■ **Task requirements**: Only the pictures are omitted; repeat all other data exactly.

■ **Supplied entries**:
***

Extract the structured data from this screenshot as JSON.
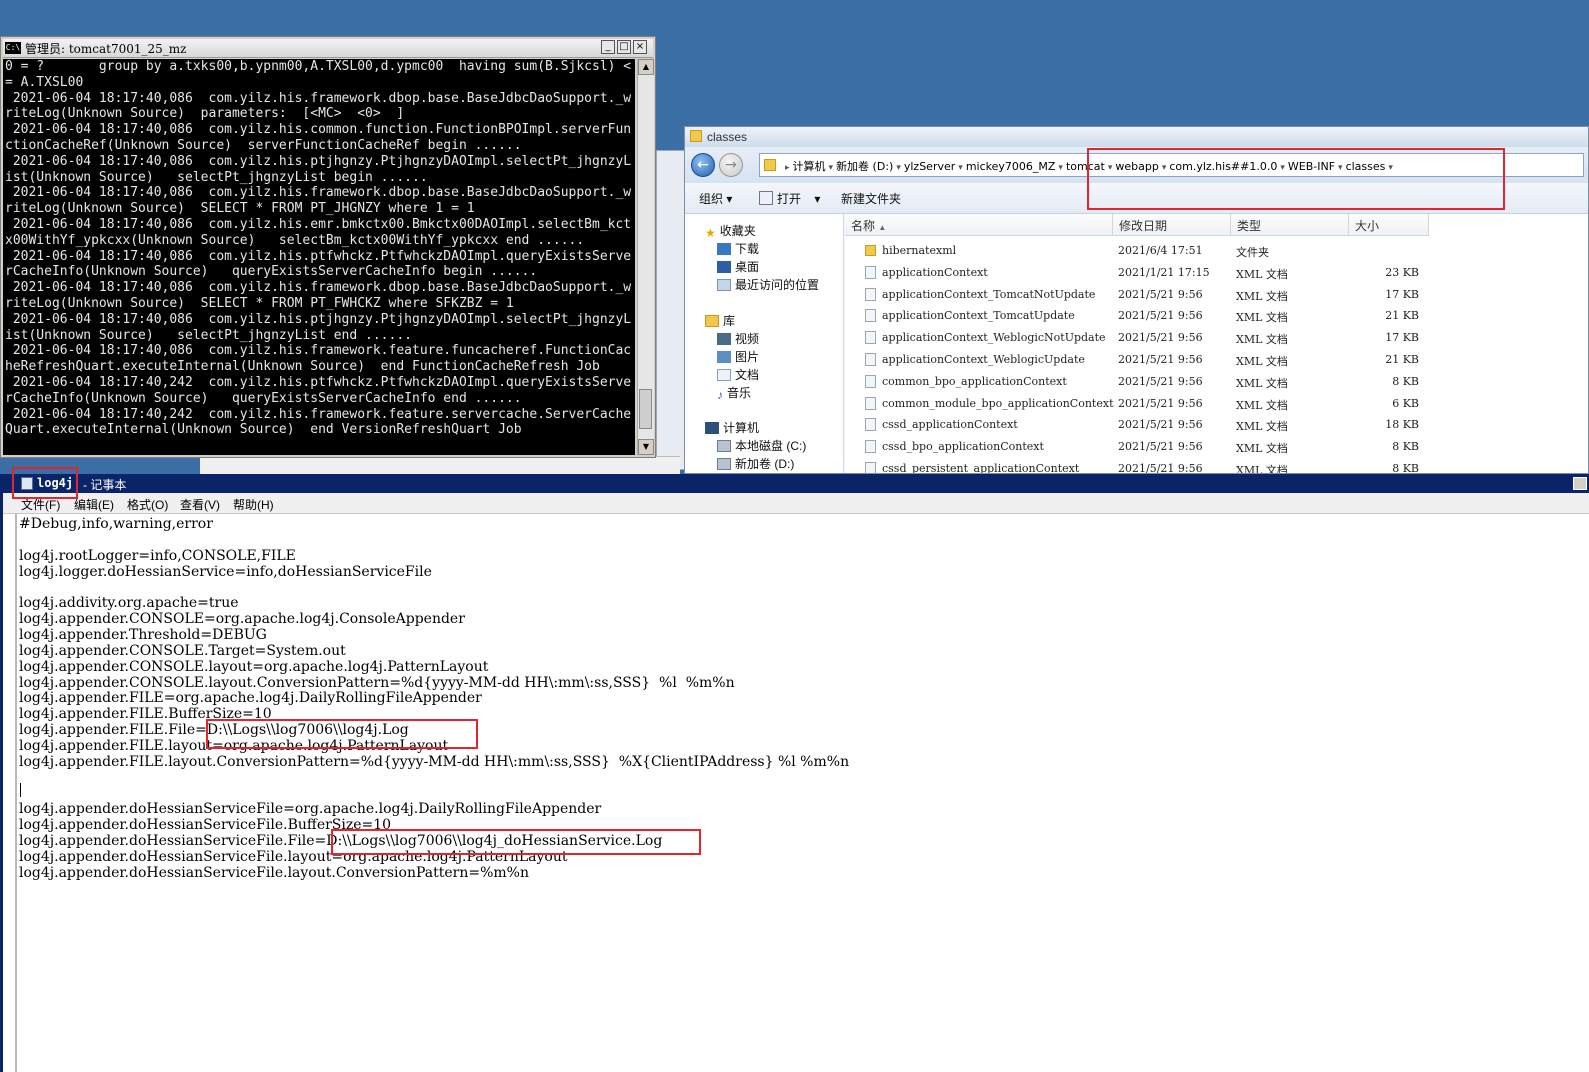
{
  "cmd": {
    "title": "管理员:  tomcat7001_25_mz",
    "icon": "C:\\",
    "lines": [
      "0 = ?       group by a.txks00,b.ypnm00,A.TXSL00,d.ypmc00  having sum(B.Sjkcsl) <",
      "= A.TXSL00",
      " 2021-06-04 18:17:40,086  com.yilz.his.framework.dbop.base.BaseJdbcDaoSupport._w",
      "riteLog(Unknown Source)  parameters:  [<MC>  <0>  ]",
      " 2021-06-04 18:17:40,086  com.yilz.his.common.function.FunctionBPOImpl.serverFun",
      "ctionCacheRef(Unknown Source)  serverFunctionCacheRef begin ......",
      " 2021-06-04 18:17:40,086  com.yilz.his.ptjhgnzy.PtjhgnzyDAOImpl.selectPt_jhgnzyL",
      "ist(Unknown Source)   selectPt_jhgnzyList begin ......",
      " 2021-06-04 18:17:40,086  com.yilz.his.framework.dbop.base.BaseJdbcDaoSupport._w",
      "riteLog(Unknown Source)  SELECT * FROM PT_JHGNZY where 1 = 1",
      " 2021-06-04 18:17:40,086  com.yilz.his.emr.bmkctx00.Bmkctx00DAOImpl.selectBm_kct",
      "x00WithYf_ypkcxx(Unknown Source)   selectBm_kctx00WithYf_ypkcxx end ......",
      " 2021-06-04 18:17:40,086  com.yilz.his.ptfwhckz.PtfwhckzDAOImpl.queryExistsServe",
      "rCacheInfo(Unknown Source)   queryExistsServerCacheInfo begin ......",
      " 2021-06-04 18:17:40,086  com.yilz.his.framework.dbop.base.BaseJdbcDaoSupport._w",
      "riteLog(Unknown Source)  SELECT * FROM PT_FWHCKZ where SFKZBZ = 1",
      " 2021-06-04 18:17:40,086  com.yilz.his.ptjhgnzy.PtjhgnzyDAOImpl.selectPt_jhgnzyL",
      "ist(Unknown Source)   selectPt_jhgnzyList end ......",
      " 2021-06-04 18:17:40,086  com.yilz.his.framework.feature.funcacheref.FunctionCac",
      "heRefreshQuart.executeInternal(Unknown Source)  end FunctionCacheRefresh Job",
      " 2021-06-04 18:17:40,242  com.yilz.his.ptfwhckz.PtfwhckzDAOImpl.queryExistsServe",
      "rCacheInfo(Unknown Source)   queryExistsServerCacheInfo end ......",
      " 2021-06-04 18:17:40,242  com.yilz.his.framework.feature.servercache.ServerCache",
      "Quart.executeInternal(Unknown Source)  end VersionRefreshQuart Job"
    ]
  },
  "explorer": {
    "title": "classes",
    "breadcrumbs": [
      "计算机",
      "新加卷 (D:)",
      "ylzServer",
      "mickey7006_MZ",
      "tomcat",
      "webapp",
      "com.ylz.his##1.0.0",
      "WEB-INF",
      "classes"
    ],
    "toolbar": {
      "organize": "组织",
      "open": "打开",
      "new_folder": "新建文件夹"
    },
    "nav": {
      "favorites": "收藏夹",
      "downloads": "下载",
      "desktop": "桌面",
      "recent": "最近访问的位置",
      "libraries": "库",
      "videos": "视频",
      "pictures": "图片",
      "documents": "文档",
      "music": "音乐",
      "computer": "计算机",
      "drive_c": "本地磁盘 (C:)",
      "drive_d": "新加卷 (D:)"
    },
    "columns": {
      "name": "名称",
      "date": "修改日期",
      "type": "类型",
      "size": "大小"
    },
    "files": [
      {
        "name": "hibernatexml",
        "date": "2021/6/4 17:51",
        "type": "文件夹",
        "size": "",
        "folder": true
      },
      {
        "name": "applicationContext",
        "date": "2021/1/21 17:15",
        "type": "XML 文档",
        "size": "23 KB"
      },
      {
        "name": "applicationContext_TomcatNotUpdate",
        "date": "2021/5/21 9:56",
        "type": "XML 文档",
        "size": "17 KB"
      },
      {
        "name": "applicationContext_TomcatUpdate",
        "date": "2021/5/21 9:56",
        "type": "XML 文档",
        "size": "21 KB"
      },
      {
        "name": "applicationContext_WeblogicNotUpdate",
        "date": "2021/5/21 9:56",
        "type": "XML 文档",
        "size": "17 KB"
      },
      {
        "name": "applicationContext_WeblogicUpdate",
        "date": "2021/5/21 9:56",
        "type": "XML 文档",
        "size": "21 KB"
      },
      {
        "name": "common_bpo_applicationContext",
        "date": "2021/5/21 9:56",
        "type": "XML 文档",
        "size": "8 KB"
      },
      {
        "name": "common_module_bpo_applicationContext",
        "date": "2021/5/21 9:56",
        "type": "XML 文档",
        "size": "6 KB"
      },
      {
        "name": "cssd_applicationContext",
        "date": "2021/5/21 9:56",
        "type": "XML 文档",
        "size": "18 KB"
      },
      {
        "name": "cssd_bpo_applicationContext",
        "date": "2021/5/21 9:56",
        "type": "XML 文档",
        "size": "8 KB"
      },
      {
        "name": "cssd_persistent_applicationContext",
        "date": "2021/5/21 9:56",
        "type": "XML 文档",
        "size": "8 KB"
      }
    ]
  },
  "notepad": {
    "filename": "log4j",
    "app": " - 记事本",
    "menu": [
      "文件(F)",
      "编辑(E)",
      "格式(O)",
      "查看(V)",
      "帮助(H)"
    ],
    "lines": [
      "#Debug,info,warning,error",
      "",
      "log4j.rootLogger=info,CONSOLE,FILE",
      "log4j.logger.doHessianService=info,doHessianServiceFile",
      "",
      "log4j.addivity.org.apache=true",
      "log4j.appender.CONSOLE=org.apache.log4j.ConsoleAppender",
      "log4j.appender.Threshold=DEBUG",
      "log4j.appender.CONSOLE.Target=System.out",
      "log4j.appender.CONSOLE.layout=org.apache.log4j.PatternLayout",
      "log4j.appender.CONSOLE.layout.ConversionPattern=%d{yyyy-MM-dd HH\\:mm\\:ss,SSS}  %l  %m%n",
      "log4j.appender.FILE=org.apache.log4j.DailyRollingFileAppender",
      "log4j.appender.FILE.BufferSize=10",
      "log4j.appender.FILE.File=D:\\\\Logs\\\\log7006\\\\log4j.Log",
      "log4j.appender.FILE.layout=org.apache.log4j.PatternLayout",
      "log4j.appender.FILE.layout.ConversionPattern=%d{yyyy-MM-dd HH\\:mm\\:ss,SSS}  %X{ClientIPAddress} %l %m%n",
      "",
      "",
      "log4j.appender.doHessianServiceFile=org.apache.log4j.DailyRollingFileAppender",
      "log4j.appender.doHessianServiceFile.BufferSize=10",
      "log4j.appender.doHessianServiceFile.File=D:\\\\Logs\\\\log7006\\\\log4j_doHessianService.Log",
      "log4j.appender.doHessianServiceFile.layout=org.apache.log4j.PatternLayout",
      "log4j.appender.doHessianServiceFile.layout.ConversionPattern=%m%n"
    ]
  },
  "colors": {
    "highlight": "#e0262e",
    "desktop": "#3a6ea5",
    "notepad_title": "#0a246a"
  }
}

***

■ **Answer for the task**:
Extract the structured data from this screenshot as JSON.
{
  "cmd": {
    "title": "管理员:  tomcat7001_25_mz",
    "icon": "C:\\",
    "lines": [
      "0 = ?       group by a.txks00,b.ypnm00,A.TXSL00,d.ypmc00  having sum(B.Sjkcsl) <",
      "= A.TXSL00",
      " 2021-06-04 18:17:40,086  com.yilz.his.framework.dbop.base.BaseJdbcDaoSupport._w",
      "riteLog(Unknown Source)  parameters:  [<MC>  <0>  ]",
      " 2021-06-04 18:17:40,086  com.yilz.his.common.function.FunctionBPOImpl.serverFun",
      "ctionCacheRef(Unknown Source)  serverFunctionCacheRef begin ......",
      " 2021-06-04 18:17:40,086  com.yilz.his.ptjhgnzy.PtjhgnzyDAOImpl.selectPt_jhgnzyL",
      "ist(Unknown Source)   selectPt_jhgnzyList begin ......",
      " 2021-06-04 18:17:40,086  com.yilz.his.framework.dbop.base.BaseJdbcDaoSupport._w",
      "riteLog(Unknown Source)  SELECT * FROM PT_JHGNZY where 1 = 1",
      " 2021-06-04 18:17:40,086  com.yilz.his.emr.bmkctx00.Bmkctx00DAOImpl.selectBm_kct",
      "x00WithYf_ypkcxx(Unknown Source)   selectBm_kctx00WithYf_ypkcxx end ......",
      " 2021-06-04 18:17:40,086  com.yilz.his.ptfwhckz.PtfwhckzDAOImpl.queryExistsServe",
      "rCacheInfo(Unknown Source)   queryExistsServerCacheInfo begin ......",
      " 2021-06-04 18:17:40,086  com.yilz.his.framework.dbop.base.BaseJdbcDaoSupport._w",
      "riteLog(Unknown Source)  SELECT * FROM PT_FWHCKZ where SFKZBZ = 1",
      " 2021-06-04 18:17:40,086  com.yilz.his.ptjhgnzy.PtjhgnzyDAOImpl.selectPt_jhgnzyL",
      "ist(Unknown Source)   selectPt_jhgnzyList end ......",
      " 2021-06-04 18:17:40,086  com.yilz.his.framework.feature.funcacheref.FunctionCac",
      "heRefreshQuart.executeInternal(Unknown Source)  end FunctionCacheRefresh Job",
      " 2021-06-04 18:17:40,242  com.yilz.his.ptfwhckz.PtfwhckzDAOImpl.queryExistsServe",
      "rCacheInfo(Unknown Source)   queryExistsServerCacheInfo end ......",
      " 2021-06-04 18:17:40,242  com.yilz.his.framework.feature.servercache.ServerCache",
      "Quart.executeInternal(Unknown Source)  end VersionRefreshQuart Job"
    ]
  },
  "explorer": {
    "title": "classes",
    "breadcrumbs": [
      "计算机",
      "新加卷 (D:)",
      "ylzServer",
      "mickey7006_MZ",
      "tomcat",
      "webapp",
      "com.ylz.his##1.0.0",
      "WEB-INF",
      "classes"
    ],
    "toolbar": {
      "organize": "组织",
      "open": "打开",
      "new_folder": "新建文件夹"
    },
    "nav": {
      "favorites": "收藏夹",
      "downloads": "下载",
      "desktop": "桌面",
      "recent": "最近访问的位置",
      "libraries": "库",
      "videos": "视频",
      "pictures": "图片",
      "documents": "文档",
      "music": "音乐",
      "computer": "计算机",
      "drive_c": "本地磁盘 (C:)",
      "drive_d": "新加卷 (D:)"
    },
    "columns": {
      "name": "名称",
      "date": "修改日期",
      "type": "类型",
      "size": "大小"
    },
    "files": [
      {
        "name": "hibernatexml",
        "date": "2021/6/4 17:51",
        "type": "文件夹",
        "size": "",
        "folder": true
      },
      {
        "name": "applicationContext",
        "date": "2021/1/21 17:15",
        "type": "XML 文档",
        "size": "23 KB"
      },
      {
        "name": "applicationContext_TomcatNotUpdate",
        "date": "2021/5/21 9:56",
        "type": "XML 文档",
        "size": "17 KB"
      },
      {
        "name": "applicationContext_TomcatUpdate",
        "date": "2021/5/21 9:56",
        "type": "XML 文档",
        "size": "21 KB"
      },
      {
        "name": "applicationContext_WeblogicNotUpdate",
        "date": "2021/5/21 9:56",
        "type": "XML 文档",
        "size": "17 KB"
      },
      {
        "name": "applicationContext_WeblogicUpdate",
        "date": "2021/5/21 9:56",
        "type": "XML 文档",
        "size": "21 KB"
      },
      {
        "name": "common_bpo_applicationContext",
        "date": "2021/5/21 9:56",
        "type": "XML 文档",
        "size": "8 KB"
      },
      {
        "name": "common_module_bpo_applicationContext",
        "date": "2021/5/21 9:56",
        "type": "XML 文档",
        "size": "6 KB"
      },
      {
        "name": "cssd_applicationContext",
        "date": "2021/5/21 9:56",
        "type": "XML 文档",
        "size": "18 KB"
      },
      {
        "name": "cssd_bpo_applicationContext",
        "date": "2021/5/21 9:56",
        "type": "XML 文档",
        "size": "8 KB"
      },
      {
        "name": "cssd_persistent_applicationContext",
        "date": "2021/5/21 9:56",
        "type": "XML 文档",
        "size": "8 KB"
      }
    ]
  },
  "notepad": {
    "filename": "log4j",
    "app": " - 记事本",
    "menu": [
      "文件(F)",
      "编辑(E)",
      "格式(O)",
      "查看(V)",
      "帮助(H)"
    ],
    "lines": [
      "#Debug,info,warning,error",
      "",
      "log4j.rootLogger=info,CONSOLE,FILE",
      "log4j.logger.doHessianService=info,doHessianServiceFile",
      "",
      "log4j.addivity.org.apache=true",
      "log4j.appender.CONSOLE=org.apache.log4j.ConsoleAppender",
      "log4j.appender.Threshold=DEBUG",
      "log4j.appender.CONSOLE.Target=System.out",
      "log4j.appender.CONSOLE.layout=org.apache.log4j.PatternLayout",
      "log4j.appender.CONSOLE.layout.ConversionPattern=%d{yyyy-MM-dd HH\\:mm\\:ss,SSS}  %l  %m%n",
      "log4j.appender.FILE=org.apache.log4j.DailyRollingFileAppender",
      "log4j.appender.FILE.BufferSize=10",
      "log4j.appender.FILE.File=D:\\\\Logs\\\\log7006\\\\log4j.Log",
      "log4j.appender.FILE.layout=org.apache.log4j.PatternLayout",
      "log4j.appender.FILE.layout.ConversionPattern=%d{yyyy-MM-dd HH\\:mm\\:ss,SSS}  %X{ClientIPAddress} %l %m%n",
      "",
      "",
      "log4j.appender.doHessianServiceFile=org.apache.log4j.DailyRollingFileAppender",
      "log4j.appender.doHessianServiceFile.BufferSize=10",
      "log4j.appender.doHessianServiceFile.File=D:\\\\Logs\\\\log7006\\\\log4j_doHessianService.Log",
      "log4j.appender.doHessianServiceFile.layout=org.apache.log4j.PatternLayout",
      "log4j.appender.doHessianServiceFile.layout.ConversionPattern=%m%n"
    ]
  },
  "colors": {
    "highlight": "#e0262e",
    "desktop": "#3a6ea5",
    "notepad_title": "#0a246a"
  }
}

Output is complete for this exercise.